#### [Written instruction]
Quote the line containing "Give me the" and all lines that follow it in the listing below, exactly as written.

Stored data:
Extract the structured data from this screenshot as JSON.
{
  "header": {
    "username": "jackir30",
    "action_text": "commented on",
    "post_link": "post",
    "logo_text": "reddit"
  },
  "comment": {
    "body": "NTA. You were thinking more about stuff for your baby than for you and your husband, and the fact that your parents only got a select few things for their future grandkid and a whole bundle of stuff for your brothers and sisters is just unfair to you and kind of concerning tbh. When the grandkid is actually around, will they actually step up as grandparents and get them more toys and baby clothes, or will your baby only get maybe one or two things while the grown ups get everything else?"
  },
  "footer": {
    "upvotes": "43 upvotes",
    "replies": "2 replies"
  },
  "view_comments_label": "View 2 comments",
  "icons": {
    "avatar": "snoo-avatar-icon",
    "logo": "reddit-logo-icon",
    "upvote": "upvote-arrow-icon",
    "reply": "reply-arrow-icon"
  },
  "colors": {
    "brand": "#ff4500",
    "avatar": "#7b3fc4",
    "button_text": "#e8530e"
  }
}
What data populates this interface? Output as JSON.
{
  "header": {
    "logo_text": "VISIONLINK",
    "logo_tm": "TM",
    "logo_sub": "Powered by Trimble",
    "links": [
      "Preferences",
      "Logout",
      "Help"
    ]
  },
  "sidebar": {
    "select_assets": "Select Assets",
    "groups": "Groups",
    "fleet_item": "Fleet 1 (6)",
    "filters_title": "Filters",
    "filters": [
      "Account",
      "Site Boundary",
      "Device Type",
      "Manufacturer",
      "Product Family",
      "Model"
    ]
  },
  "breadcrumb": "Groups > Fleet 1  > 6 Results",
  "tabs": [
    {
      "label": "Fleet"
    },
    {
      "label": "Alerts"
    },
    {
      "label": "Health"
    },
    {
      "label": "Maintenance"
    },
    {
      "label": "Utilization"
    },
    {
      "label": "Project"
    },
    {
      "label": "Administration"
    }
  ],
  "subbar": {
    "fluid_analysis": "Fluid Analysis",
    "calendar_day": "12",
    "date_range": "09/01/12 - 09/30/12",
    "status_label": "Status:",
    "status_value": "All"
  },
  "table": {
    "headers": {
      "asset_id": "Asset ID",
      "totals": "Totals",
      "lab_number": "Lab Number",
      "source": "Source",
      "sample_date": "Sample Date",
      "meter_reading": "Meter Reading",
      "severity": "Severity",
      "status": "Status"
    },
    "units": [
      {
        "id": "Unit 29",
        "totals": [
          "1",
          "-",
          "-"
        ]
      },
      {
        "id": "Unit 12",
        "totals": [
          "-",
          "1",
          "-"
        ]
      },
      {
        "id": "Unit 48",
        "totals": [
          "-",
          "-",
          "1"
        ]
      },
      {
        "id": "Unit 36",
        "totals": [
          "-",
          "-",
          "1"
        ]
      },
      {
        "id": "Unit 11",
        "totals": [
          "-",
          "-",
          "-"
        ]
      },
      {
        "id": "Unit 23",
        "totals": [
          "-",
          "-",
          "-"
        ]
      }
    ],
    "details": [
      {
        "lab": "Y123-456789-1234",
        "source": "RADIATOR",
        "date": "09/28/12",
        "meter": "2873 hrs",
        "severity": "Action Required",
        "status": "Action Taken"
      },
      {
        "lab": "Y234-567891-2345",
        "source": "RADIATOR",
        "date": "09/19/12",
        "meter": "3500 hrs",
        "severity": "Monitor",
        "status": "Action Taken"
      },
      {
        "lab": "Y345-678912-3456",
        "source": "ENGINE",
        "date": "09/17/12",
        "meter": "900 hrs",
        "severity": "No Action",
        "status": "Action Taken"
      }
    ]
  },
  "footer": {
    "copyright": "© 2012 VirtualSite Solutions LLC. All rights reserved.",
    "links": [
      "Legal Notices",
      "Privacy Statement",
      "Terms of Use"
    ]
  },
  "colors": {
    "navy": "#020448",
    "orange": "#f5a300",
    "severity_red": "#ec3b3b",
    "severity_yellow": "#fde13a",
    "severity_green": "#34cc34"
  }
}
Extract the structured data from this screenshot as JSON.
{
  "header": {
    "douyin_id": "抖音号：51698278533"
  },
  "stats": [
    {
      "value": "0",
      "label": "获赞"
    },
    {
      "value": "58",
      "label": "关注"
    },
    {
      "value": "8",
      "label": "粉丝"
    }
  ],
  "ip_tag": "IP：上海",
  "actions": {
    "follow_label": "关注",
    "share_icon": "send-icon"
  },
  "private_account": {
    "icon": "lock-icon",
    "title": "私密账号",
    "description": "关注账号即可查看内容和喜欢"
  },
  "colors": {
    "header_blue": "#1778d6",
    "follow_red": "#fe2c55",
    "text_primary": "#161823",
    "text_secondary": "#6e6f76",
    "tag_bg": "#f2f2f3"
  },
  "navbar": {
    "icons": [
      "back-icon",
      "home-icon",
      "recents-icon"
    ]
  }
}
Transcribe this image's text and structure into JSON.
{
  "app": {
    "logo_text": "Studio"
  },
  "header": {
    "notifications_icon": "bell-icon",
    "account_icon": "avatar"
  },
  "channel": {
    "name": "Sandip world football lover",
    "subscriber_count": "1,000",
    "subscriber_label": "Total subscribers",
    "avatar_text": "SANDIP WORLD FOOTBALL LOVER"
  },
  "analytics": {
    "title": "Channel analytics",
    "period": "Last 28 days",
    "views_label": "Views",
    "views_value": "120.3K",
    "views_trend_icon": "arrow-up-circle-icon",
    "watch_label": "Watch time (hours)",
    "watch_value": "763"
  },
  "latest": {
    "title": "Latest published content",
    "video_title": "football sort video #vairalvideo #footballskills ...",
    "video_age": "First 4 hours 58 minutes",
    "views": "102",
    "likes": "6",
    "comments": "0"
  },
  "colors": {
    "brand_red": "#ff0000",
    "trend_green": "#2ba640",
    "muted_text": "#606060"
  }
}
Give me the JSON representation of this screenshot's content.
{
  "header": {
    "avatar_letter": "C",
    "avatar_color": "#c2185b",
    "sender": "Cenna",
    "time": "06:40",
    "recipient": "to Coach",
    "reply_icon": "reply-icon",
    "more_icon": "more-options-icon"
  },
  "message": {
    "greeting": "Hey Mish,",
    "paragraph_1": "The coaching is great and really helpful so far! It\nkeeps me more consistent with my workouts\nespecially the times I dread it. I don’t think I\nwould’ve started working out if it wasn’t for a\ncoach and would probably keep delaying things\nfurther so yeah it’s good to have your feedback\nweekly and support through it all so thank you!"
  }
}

#### [Solution to this exercise]
Give me the JSON representation of this screenshot's content.
{
  "header": {
    "avatar_letter": "C",
    "avatar_color": "#c2185b",
    "sender": "Cenna",
    "time": "06:40",
    "recipient": "to Coach",
    "reply_icon": "reply-icon",
    "more_icon": "more-options-icon"
  },
  "message": {
    "greeting": "Hey Mish,",
    "paragraph_1": "The coaching is great and really helpful so far! It\nkeeps me more consistent with my workouts\nespecially the times I dread it. I don’t think I\nwould’ve started working out if it wasn’t for a\ncoach and would probably keep delaying things\nfurther so yeah it’s good to have your feedback\nweekly and support through it all so thank you!"
  }
}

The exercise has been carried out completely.